>> BEGIN DATASET RECORDS

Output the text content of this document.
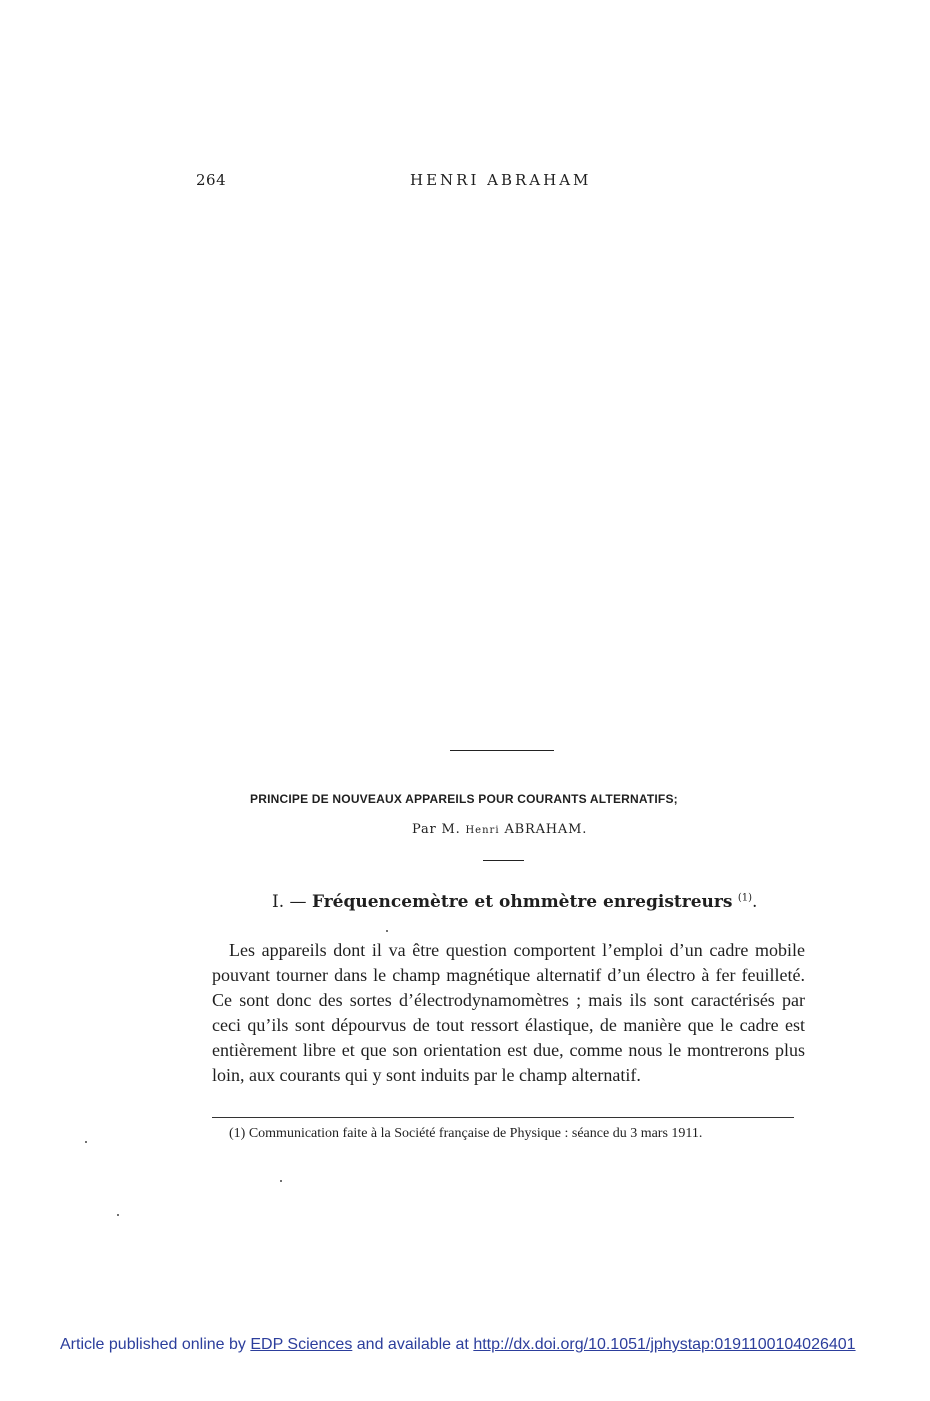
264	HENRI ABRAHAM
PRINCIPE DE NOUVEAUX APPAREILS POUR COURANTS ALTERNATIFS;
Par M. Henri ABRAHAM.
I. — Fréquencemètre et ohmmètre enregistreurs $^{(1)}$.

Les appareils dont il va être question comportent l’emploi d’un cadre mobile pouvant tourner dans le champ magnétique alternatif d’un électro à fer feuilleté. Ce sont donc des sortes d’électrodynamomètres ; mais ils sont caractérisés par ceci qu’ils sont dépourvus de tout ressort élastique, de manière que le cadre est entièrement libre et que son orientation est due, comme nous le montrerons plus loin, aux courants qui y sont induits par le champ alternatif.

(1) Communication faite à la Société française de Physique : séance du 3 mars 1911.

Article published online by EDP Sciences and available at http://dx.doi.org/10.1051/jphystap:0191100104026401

>> END DATASET RECORDS
>> BEGIN DATASET RECORDS

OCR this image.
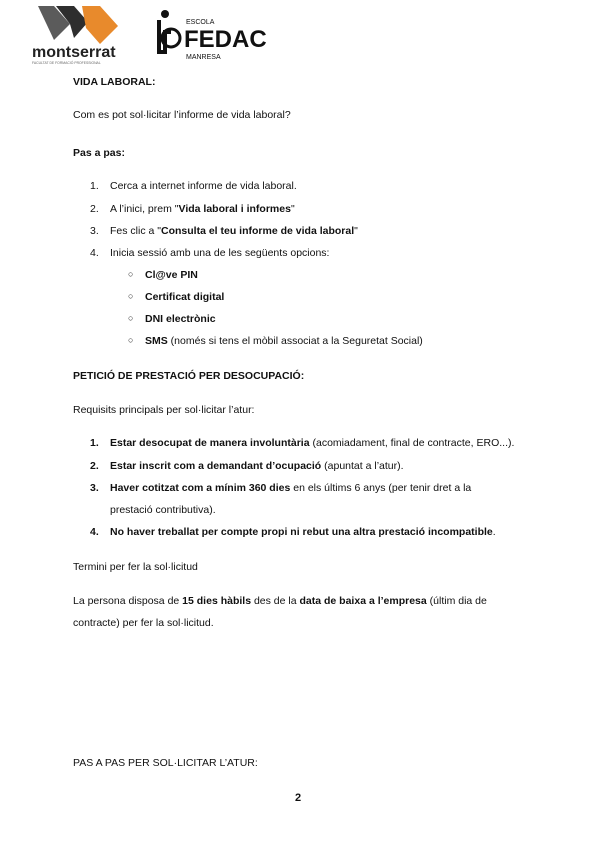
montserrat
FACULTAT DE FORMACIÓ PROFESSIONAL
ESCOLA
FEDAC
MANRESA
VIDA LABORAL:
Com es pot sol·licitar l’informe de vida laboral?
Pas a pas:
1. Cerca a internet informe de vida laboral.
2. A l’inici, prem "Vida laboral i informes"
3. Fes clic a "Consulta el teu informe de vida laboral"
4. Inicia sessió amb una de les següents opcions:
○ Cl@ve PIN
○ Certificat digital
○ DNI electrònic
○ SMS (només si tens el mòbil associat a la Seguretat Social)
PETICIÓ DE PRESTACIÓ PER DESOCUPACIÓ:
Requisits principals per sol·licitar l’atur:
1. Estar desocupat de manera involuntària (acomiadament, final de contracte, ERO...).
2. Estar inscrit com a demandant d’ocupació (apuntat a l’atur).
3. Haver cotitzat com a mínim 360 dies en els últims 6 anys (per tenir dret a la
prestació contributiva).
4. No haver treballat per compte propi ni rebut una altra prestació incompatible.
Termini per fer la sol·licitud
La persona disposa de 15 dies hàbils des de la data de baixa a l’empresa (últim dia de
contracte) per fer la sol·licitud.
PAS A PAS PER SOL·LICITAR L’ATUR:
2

>> END DATASET RECORDS

◆ OBJECTIVE: Lines containing the word "dies" are to be counted in the listing; state their number alone.

◆ TASK RESPONSE: 2